▶ Given instruction:
Report how many lines below contain the word "title", and give only that number.

━━━━━ Data lines

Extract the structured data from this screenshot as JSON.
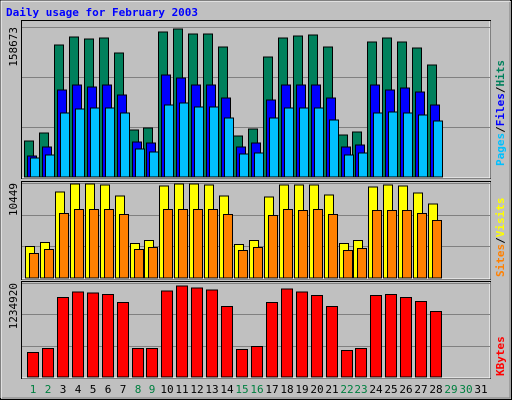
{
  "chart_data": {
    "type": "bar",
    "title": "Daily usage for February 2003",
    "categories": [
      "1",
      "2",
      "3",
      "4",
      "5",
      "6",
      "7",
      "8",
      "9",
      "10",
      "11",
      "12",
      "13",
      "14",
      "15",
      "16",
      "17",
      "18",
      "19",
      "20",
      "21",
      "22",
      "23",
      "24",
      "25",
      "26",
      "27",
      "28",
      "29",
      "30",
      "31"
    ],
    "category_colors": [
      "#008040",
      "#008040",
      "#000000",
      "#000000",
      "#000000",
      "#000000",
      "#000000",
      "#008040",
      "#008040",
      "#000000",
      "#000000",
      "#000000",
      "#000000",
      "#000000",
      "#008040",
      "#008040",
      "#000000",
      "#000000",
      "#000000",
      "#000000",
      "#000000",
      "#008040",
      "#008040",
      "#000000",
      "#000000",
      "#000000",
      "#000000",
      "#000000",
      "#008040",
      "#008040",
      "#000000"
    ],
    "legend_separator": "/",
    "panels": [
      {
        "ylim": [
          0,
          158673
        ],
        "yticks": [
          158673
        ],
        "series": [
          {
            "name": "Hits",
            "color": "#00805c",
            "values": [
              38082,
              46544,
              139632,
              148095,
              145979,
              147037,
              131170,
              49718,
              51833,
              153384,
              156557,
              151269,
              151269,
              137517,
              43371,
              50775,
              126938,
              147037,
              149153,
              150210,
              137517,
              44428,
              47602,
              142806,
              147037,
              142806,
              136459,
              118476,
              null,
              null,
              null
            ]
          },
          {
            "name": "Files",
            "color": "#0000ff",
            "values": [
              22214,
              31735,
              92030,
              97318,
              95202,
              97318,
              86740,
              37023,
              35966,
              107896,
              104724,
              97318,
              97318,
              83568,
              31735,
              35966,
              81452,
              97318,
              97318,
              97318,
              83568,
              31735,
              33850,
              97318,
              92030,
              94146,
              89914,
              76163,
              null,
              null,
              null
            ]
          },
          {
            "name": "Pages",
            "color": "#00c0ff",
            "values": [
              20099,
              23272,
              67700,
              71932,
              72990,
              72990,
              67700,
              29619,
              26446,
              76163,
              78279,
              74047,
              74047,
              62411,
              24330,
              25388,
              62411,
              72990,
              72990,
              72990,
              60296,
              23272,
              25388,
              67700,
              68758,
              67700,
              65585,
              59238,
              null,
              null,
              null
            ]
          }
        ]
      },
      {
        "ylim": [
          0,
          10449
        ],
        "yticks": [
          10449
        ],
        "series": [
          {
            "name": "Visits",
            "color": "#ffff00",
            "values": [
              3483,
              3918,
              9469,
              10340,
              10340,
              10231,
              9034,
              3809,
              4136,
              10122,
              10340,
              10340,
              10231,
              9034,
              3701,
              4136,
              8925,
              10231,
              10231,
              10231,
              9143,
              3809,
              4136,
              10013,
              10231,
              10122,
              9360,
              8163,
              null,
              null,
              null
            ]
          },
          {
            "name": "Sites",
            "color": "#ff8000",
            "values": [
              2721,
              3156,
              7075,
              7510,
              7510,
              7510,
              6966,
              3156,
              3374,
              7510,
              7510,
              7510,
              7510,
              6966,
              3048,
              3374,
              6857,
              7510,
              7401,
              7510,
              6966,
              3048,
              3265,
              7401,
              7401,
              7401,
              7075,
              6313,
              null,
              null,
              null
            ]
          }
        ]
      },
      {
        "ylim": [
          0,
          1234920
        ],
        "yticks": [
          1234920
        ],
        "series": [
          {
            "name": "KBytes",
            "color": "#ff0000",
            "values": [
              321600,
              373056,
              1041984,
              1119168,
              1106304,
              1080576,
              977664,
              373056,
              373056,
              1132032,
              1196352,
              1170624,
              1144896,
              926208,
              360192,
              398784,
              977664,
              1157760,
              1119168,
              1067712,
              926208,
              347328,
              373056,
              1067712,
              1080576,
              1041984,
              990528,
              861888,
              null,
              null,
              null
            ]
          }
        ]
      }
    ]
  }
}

━━━━━━━━━━
━━━━━ Data lines

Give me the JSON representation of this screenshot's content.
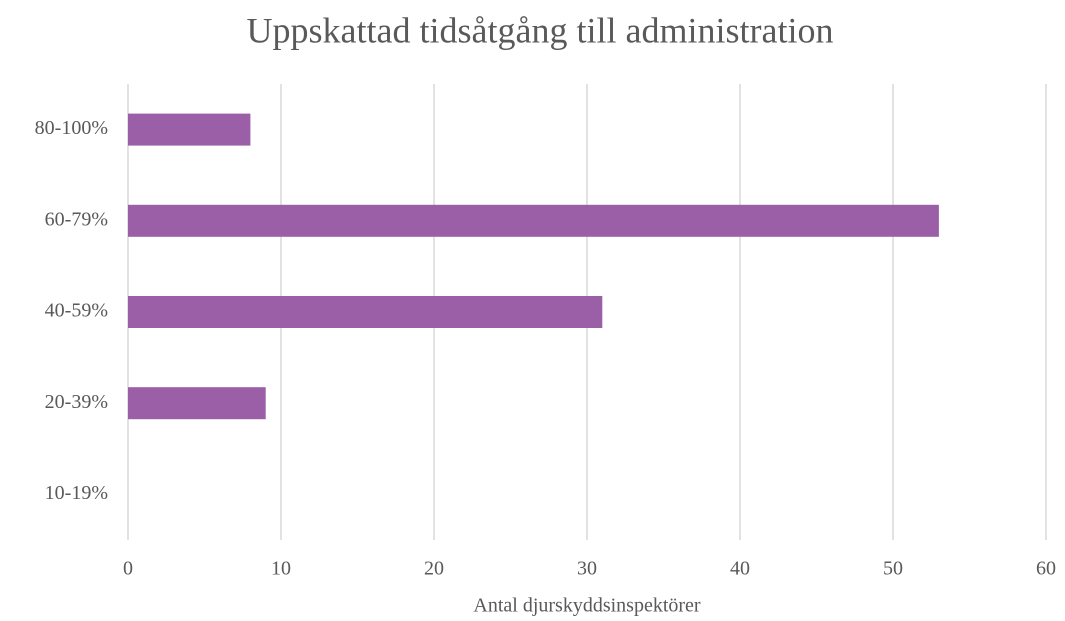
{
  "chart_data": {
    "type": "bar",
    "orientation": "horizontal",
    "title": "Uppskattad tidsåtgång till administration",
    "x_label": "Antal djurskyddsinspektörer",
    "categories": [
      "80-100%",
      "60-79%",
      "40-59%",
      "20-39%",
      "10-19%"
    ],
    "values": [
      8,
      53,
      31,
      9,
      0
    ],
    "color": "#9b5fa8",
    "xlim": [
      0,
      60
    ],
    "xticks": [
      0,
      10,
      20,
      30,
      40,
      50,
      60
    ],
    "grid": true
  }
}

━━━━━━━━━━
━━━━━ Data lines

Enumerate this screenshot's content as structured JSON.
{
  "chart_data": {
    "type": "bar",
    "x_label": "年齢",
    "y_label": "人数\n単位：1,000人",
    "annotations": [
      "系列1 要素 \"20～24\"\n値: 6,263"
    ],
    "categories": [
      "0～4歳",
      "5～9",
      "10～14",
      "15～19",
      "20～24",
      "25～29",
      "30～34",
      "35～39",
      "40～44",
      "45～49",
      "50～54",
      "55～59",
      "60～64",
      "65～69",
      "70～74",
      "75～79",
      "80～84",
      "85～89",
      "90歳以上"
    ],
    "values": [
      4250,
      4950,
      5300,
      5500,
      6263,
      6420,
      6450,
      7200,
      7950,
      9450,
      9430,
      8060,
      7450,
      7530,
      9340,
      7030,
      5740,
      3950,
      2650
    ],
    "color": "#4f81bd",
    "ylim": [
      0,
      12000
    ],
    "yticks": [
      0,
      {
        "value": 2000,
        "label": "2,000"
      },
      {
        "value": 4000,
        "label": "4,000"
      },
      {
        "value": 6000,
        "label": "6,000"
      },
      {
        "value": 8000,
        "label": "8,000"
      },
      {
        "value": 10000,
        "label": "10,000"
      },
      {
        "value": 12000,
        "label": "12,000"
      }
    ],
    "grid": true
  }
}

━━━━━━━━━━

▶ Task output:
2